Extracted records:
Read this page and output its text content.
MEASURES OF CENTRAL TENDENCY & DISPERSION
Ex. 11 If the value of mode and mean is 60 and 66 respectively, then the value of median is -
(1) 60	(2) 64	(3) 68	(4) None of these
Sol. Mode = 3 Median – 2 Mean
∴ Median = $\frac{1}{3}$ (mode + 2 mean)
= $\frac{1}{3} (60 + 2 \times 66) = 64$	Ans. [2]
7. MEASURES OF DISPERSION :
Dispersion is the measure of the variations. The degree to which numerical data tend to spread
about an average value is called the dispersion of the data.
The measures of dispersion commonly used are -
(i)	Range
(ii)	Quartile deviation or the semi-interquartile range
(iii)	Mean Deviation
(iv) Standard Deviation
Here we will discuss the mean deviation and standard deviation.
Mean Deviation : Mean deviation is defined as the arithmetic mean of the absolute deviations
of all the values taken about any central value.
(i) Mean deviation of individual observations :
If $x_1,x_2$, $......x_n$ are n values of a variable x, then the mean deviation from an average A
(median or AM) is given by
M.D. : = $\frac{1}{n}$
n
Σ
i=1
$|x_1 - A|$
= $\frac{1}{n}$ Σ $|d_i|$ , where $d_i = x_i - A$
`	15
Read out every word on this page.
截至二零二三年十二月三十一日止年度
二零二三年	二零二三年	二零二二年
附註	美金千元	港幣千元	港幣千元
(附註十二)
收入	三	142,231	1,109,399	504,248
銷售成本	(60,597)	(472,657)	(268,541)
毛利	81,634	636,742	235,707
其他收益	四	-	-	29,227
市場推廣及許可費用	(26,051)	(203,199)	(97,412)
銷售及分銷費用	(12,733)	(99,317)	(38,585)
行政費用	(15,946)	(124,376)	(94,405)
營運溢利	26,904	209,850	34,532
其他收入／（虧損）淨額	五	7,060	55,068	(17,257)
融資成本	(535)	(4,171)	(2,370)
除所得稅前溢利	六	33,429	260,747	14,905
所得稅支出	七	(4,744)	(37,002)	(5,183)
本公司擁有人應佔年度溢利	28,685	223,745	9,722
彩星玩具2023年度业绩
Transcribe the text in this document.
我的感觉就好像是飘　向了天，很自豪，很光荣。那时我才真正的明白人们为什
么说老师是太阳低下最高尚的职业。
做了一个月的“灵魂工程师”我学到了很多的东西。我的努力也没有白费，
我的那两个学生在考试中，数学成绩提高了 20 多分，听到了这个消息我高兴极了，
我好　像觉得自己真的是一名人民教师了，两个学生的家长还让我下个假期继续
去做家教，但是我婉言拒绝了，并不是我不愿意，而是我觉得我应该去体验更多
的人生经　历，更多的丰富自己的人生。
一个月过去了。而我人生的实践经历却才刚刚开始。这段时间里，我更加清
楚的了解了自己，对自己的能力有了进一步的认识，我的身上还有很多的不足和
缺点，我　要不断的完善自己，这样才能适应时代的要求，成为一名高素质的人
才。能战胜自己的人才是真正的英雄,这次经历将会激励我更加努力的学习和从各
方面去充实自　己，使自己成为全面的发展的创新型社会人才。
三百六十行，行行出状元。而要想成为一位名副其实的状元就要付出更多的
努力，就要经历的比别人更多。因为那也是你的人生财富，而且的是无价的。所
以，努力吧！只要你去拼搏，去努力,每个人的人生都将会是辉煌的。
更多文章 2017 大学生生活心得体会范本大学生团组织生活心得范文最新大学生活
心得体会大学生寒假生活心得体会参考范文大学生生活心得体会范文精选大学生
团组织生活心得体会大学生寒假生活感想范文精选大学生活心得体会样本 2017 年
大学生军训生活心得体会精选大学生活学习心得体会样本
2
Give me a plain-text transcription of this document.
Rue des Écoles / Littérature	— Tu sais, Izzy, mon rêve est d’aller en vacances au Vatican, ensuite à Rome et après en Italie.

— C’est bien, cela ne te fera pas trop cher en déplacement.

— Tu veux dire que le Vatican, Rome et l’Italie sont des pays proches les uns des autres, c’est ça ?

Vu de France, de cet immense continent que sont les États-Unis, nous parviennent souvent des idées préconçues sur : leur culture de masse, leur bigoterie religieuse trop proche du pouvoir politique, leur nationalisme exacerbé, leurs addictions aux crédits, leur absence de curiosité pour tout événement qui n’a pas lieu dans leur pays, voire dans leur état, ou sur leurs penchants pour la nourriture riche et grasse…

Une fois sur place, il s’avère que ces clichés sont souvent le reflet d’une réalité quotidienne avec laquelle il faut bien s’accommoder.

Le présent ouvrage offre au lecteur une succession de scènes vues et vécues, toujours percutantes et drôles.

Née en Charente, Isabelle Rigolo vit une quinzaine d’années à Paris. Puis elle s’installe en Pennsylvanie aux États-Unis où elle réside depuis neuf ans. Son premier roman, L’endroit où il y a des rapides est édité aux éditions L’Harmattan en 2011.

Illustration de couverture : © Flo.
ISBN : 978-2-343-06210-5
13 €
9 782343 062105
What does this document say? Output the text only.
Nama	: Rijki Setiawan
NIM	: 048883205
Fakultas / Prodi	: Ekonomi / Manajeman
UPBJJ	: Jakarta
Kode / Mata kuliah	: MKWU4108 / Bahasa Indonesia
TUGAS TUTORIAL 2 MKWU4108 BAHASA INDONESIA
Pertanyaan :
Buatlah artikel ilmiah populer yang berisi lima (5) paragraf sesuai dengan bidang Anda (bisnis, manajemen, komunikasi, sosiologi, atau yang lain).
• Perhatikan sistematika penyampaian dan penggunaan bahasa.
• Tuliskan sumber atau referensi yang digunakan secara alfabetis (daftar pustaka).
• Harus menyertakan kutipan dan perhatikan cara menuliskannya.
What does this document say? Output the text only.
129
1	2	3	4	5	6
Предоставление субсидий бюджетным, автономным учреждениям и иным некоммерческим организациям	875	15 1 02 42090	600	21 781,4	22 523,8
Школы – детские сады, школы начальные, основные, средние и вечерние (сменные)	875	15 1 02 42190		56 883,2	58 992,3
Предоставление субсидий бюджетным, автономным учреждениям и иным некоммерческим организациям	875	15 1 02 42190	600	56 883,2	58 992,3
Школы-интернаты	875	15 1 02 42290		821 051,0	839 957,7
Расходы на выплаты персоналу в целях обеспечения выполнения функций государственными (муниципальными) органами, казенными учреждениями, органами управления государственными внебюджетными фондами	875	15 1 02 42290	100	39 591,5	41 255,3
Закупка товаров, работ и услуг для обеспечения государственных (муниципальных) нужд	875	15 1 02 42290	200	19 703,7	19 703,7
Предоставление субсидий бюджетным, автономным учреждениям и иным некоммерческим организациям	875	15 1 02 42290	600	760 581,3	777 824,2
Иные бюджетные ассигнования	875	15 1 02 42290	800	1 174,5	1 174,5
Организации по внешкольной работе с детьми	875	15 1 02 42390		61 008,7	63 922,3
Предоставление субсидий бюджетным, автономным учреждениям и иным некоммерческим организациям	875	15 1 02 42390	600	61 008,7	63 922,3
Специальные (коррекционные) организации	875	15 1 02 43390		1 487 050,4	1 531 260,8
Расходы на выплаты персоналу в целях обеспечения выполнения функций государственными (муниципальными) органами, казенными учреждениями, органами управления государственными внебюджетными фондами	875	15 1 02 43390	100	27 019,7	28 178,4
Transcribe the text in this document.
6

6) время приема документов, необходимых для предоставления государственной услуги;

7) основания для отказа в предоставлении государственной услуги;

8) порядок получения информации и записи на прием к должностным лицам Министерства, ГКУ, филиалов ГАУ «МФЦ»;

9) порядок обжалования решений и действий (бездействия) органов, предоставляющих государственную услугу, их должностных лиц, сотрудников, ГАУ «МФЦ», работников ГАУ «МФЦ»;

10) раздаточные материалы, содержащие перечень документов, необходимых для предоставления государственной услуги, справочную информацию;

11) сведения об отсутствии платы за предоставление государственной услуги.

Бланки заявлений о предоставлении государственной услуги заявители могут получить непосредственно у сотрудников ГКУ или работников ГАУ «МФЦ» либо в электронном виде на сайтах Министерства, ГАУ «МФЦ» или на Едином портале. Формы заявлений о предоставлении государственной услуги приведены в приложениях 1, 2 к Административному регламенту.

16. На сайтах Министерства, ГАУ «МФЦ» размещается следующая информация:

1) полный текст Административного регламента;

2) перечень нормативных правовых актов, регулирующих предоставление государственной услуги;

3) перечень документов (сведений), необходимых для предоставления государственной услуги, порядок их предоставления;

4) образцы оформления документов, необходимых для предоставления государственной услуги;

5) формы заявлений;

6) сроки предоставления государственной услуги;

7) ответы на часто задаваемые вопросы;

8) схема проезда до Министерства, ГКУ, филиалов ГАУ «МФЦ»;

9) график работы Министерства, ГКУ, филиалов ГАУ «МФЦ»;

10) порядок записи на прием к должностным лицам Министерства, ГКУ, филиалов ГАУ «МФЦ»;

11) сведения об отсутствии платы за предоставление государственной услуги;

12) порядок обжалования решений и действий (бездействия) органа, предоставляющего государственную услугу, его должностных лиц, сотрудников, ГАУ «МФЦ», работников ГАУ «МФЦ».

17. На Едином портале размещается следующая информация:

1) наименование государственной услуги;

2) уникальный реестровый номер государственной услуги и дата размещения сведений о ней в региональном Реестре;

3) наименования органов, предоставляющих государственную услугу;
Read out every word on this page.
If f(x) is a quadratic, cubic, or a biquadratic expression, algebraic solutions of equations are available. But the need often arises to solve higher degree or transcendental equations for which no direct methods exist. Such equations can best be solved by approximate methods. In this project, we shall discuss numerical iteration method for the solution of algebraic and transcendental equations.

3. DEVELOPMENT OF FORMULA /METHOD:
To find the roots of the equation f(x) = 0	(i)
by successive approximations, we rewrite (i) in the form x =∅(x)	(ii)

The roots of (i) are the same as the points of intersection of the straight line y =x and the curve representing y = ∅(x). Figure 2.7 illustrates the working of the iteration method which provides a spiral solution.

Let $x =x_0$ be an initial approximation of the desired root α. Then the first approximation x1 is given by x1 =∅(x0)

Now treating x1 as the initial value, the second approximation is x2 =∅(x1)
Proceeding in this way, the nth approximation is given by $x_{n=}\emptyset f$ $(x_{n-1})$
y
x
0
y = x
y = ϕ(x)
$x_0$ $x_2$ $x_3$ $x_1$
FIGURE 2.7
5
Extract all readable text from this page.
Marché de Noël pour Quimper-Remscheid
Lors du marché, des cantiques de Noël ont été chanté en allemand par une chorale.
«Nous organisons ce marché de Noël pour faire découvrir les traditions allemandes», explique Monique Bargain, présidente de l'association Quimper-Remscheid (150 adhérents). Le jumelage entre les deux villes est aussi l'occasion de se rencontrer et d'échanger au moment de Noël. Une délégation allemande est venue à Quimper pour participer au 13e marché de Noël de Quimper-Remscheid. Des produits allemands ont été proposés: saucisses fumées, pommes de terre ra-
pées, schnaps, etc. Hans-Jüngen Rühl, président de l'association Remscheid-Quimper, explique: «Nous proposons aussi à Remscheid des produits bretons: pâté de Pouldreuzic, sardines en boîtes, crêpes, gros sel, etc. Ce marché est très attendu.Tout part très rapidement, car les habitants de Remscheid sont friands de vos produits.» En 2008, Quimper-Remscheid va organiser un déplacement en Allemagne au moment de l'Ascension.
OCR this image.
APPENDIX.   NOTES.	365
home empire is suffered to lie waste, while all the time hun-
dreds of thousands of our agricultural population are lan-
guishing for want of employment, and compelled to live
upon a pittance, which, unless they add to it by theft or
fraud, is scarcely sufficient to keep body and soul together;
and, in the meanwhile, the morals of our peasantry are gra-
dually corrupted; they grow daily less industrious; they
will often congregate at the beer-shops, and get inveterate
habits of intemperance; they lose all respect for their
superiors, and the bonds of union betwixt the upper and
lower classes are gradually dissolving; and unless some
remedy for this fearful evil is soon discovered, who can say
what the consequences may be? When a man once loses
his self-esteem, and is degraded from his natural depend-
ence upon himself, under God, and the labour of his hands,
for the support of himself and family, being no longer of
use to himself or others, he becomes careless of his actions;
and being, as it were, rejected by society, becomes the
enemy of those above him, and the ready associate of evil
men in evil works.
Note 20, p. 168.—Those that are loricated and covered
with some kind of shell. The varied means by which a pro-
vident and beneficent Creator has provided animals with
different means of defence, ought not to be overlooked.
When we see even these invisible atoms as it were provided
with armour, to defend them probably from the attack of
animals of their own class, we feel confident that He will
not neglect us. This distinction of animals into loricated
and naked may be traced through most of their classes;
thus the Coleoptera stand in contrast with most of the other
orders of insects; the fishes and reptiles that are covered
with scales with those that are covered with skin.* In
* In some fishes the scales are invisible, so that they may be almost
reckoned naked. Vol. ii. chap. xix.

Work instructions
Give only the number of lines in the material above that include the word "provided".

Correct answer
2